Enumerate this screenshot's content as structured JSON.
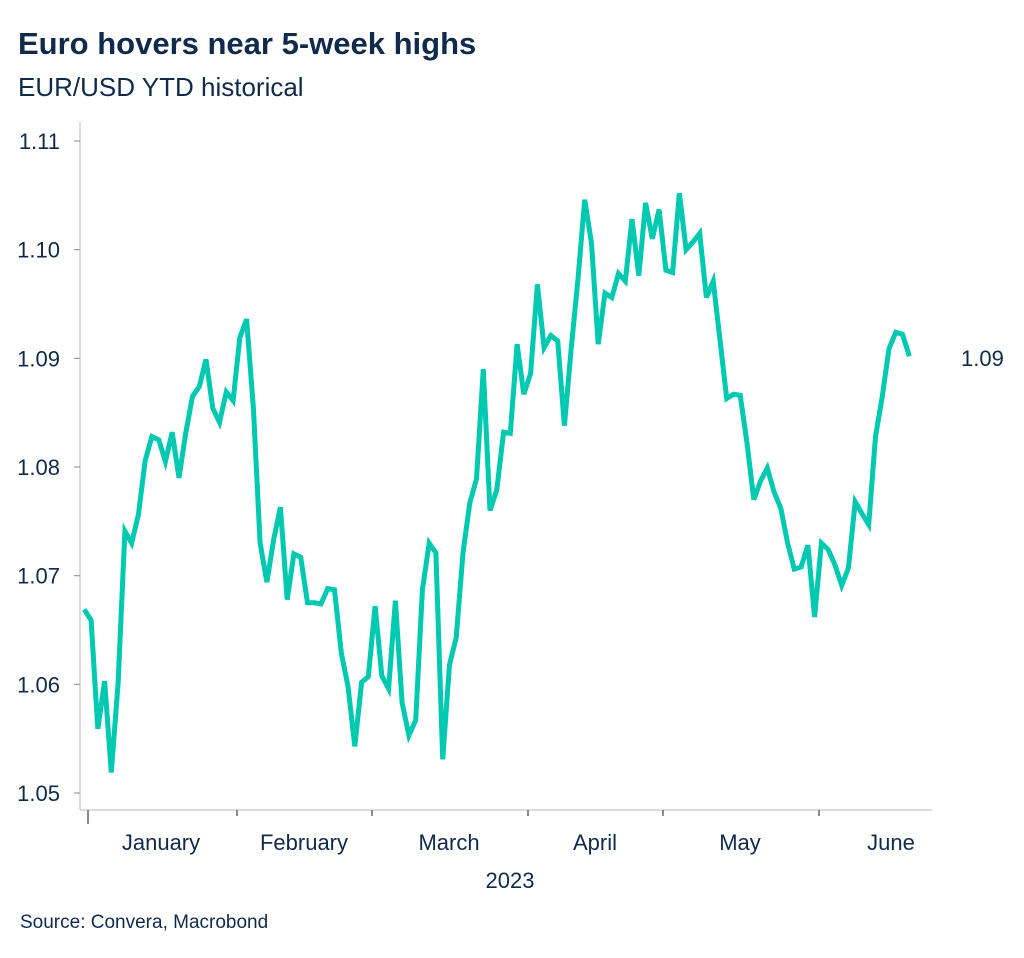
{
  "title": "Euro hovers near 5-week highs",
  "subtitle": "EUR/USD YTD historical",
  "source": "Source: Convera, Macrobond",
  "chart_data": {
    "type": "line",
    "title": "Euro hovers near 5-week highs",
    "subtitle": "EUR/USD YTD historical",
    "xlabel": "2023",
    "ylabel": "",
    "ylim": [
      1.05,
      1.11
    ],
    "yticks": [
      "1.05",
      "1.06",
      "1.07",
      "1.08",
      "1.09",
      "1.10",
      "1.11"
    ],
    "xticks": [
      "January",
      "February",
      "March",
      "April",
      "May",
      "June"
    ],
    "grid": false,
    "legend": "none",
    "line_color": "#00C9B1",
    "last_value_label": "1.09",
    "series": [
      {
        "values": [
          1.0669,
          1.0659,
          1.0559,
          1.0603,
          1.0519,
          1.0601,
          1.0741,
          1.073,
          1.0756,
          1.0806,
          1.0828,
          1.0825,
          1.0805,
          1.0832,
          1.079,
          1.0831,
          1.0865,
          1.0874,
          1.0899,
          1.0854,
          1.0841,
          1.0869,
          1.0861,
          1.0919,
          1.0936,
          1.0854,
          1.073,
          1.0694,
          1.0733,
          1.0763,
          1.0678,
          1.072,
          1.0717,
          1.0675,
          1.0675,
          1.0674,
          1.0688,
          1.0687,
          1.0629,
          1.0598,
          1.0543,
          1.0602,
          1.0607,
          1.0672,
          1.0608,
          1.0596,
          1.0677,
          1.0583,
          1.0553,
          1.0567,
          1.0687,
          1.073,
          1.0721,
          1.0531,
          1.0618,
          1.0643,
          1.0721,
          1.0767,
          1.0789,
          1.089,
          1.076,
          1.0779,
          1.0832,
          1.0831,
          1.0913,
          1.0867,
          1.0886,
          1.0968,
          1.091,
          1.0921,
          1.0916,
          1.0838,
          1.0909,
          1.0972,
          1.1046,
          1.1006,
          1.0913,
          1.096,
          1.0956,
          1.0978,
          1.0971,
          1.1028,
          1.0976,
          1.1043,
          1.101,
          1.1037,
          1.0981,
          1.0979,
          1.1052,
          1.1,
          1.1007,
          1.1015,
          1.0956,
          1.0971,
          1.0917,
          1.0863,
          1.0867,
          1.0866,
          1.0822,
          1.077,
          1.0787,
          1.0799,
          1.0777,
          1.0762,
          1.073,
          1.0706,
          1.0708,
          1.0728,
          1.0662,
          1.073,
          1.0724,
          1.071,
          1.0691,
          1.0707,
          1.0768,
          1.0757,
          1.0747,
          1.0828,
          1.0865,
          1.0909,
          1.0924,
          1.0922,
          1.0902
        ]
      }
    ]
  }
}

*-*-*

Short exercise:
Search the data for the word "hovers" and copy each line where it appears.

Task answer:
  "title": "Euro hovers near 5-week highs",
    "title": "Euro hovers near 5-week highs",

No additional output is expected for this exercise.